- **AIM**
Can you retype, character for character, the stretch of lines from the first one through the line that contains "y-tick-label: 0 bbox=[70, 391, 79, 405]", both included?

- **DATA SECTION**

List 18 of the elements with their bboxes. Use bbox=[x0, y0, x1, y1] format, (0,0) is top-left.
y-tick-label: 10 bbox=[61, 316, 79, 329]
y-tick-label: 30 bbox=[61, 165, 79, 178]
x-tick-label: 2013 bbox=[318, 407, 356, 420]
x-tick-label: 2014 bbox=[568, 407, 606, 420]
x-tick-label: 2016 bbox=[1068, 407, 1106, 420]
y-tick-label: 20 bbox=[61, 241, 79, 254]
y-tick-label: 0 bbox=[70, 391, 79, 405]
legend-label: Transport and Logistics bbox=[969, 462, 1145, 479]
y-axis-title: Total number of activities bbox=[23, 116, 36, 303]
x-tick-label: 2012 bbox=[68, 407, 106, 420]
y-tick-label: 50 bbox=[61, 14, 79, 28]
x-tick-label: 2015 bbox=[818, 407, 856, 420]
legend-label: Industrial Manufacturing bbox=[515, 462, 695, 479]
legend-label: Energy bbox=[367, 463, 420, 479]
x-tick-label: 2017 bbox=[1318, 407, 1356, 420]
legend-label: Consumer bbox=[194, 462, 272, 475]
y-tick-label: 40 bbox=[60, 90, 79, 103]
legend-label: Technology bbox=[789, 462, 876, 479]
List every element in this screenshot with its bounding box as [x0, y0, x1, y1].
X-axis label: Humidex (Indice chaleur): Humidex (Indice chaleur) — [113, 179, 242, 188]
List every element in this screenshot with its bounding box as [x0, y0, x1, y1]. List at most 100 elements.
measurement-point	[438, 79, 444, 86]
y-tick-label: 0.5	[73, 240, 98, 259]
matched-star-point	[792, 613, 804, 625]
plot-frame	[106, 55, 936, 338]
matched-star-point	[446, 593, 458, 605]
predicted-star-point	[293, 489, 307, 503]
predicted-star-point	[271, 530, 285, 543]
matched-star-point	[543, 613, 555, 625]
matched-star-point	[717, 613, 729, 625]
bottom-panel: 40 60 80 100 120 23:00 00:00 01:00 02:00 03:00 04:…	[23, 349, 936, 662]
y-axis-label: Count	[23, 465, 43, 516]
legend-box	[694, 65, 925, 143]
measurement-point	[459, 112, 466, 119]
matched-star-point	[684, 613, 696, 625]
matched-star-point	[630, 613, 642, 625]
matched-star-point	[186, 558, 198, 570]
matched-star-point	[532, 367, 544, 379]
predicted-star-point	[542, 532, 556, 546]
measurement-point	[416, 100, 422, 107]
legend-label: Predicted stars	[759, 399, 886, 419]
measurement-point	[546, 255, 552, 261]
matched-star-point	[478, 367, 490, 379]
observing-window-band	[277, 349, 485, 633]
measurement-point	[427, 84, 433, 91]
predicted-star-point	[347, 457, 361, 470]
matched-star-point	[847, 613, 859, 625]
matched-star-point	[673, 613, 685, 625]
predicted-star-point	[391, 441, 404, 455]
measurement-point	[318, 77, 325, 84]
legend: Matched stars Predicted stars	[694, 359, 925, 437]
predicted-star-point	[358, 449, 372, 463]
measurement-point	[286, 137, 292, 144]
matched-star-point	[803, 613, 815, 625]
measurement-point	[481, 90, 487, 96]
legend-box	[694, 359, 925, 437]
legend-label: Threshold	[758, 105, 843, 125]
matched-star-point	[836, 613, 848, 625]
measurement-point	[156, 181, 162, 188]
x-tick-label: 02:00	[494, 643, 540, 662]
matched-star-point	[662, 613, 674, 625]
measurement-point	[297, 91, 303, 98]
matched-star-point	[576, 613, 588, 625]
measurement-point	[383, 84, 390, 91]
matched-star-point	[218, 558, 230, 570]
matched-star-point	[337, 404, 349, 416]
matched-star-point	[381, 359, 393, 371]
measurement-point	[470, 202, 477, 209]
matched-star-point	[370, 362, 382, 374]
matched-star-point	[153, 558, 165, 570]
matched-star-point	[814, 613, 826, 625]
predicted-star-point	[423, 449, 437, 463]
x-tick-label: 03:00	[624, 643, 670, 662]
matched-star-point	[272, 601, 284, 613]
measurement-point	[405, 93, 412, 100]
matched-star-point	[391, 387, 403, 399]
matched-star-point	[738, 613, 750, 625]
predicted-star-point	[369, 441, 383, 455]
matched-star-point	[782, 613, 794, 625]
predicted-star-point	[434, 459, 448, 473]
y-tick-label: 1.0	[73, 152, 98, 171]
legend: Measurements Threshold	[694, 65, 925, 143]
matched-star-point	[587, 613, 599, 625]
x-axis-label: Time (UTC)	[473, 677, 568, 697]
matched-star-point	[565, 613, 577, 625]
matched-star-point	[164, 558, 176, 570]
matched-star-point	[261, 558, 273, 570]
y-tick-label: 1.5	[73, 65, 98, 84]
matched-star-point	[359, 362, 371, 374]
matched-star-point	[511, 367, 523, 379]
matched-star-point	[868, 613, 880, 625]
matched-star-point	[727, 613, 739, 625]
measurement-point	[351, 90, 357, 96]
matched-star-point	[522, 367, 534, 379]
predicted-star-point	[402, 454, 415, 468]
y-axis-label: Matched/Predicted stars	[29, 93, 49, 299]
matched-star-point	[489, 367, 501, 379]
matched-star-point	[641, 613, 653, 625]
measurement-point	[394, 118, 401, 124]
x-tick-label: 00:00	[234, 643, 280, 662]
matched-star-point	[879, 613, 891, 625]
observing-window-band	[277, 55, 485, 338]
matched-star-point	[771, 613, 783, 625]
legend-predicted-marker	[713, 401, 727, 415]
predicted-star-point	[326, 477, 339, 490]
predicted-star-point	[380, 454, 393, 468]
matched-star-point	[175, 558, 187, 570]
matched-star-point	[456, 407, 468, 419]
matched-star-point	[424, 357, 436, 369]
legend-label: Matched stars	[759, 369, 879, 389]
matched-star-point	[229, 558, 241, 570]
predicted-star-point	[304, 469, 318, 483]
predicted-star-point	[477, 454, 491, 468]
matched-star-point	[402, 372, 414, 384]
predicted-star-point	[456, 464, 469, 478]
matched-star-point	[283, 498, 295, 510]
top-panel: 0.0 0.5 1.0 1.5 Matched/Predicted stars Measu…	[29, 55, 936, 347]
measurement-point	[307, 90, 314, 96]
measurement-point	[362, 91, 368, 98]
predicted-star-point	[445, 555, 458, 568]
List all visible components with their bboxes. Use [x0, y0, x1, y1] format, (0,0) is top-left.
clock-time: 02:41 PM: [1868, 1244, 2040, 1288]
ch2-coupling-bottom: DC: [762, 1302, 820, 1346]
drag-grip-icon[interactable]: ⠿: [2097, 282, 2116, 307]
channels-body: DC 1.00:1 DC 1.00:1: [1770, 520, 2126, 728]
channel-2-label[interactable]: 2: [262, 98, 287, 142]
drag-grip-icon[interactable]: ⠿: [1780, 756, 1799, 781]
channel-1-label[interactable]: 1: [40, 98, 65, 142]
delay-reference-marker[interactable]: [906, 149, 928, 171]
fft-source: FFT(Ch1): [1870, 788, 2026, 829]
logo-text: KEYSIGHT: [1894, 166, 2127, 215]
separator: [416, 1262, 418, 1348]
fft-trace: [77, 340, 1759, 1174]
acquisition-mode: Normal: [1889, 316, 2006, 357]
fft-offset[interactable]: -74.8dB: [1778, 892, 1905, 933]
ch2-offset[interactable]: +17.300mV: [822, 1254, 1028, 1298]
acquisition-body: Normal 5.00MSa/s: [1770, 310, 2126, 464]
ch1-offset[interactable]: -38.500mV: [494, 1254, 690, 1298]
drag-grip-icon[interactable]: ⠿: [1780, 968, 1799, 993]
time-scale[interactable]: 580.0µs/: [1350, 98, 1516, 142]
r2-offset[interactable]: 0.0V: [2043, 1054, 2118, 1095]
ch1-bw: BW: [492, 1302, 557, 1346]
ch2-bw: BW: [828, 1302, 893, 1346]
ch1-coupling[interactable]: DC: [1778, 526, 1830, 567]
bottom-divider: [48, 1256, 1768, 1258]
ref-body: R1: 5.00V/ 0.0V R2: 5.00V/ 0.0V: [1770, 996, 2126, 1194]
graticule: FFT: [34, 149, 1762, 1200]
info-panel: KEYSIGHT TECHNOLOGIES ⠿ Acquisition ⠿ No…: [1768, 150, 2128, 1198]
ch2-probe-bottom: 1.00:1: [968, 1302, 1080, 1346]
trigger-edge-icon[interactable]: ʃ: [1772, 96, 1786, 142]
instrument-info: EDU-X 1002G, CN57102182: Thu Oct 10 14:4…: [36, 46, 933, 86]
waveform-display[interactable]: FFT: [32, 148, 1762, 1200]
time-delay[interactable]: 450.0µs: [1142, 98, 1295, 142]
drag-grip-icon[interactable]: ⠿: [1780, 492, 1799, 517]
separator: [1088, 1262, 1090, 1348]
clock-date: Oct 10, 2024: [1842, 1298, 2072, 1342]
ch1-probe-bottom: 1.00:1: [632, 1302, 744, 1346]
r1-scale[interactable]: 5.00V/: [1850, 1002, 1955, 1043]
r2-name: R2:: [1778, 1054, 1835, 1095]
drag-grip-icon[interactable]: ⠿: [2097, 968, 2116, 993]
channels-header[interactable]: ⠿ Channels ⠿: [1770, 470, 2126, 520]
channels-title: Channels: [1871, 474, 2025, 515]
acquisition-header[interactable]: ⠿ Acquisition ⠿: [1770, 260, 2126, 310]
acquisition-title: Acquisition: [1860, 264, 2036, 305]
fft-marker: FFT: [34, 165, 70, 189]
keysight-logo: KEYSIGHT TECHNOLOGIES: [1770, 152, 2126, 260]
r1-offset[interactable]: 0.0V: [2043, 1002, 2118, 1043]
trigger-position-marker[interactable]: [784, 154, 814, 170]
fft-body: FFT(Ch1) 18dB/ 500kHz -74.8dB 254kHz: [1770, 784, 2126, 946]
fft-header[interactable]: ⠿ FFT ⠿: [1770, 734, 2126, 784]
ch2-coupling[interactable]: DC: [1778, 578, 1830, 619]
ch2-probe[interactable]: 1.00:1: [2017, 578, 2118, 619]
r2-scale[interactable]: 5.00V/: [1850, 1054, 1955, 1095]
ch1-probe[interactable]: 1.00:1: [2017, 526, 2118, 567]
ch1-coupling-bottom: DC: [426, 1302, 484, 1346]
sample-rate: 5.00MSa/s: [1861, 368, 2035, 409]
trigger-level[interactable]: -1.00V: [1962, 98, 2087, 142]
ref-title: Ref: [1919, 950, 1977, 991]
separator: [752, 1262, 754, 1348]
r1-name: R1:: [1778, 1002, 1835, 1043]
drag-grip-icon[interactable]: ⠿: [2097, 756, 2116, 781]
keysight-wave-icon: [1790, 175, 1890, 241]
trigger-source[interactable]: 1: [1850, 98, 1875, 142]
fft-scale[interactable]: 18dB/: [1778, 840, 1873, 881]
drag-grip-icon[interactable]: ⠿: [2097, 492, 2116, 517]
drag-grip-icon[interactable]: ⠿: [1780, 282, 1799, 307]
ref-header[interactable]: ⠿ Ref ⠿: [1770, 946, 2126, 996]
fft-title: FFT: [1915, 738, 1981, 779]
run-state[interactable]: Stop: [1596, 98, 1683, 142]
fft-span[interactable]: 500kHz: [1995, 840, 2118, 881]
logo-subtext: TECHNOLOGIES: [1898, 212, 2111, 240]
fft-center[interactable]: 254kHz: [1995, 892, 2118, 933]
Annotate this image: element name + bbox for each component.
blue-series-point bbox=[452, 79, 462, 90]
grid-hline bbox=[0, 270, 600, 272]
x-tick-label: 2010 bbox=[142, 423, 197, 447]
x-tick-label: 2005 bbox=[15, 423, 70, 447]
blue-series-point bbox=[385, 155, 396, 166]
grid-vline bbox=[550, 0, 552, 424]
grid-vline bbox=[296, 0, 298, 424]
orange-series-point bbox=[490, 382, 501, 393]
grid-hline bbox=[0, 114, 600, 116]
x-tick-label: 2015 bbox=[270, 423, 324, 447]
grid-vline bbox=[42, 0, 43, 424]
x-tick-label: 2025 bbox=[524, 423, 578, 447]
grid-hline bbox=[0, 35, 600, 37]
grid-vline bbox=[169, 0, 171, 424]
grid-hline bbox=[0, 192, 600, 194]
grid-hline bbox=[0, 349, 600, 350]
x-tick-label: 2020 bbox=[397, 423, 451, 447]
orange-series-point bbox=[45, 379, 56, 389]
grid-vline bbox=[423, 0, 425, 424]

- **CORRECT RESULT**
List 18 of the elements with their bboxes. Use bbox=[x0, y0, x1, y1] format, (0,0) is top-left.
y-tick-label: 10 bbox=[61, 316, 79, 329]
y-tick-label: 30 bbox=[61, 165, 79, 178]
x-tick-label: 2013 bbox=[318, 407, 356, 420]
x-tick-label: 2014 bbox=[568, 407, 606, 420]
x-tick-label: 2016 bbox=[1068, 407, 1106, 420]
y-tick-label: 20 bbox=[61, 241, 79, 254]
y-tick-label: 0 bbox=[70, 391, 79, 405]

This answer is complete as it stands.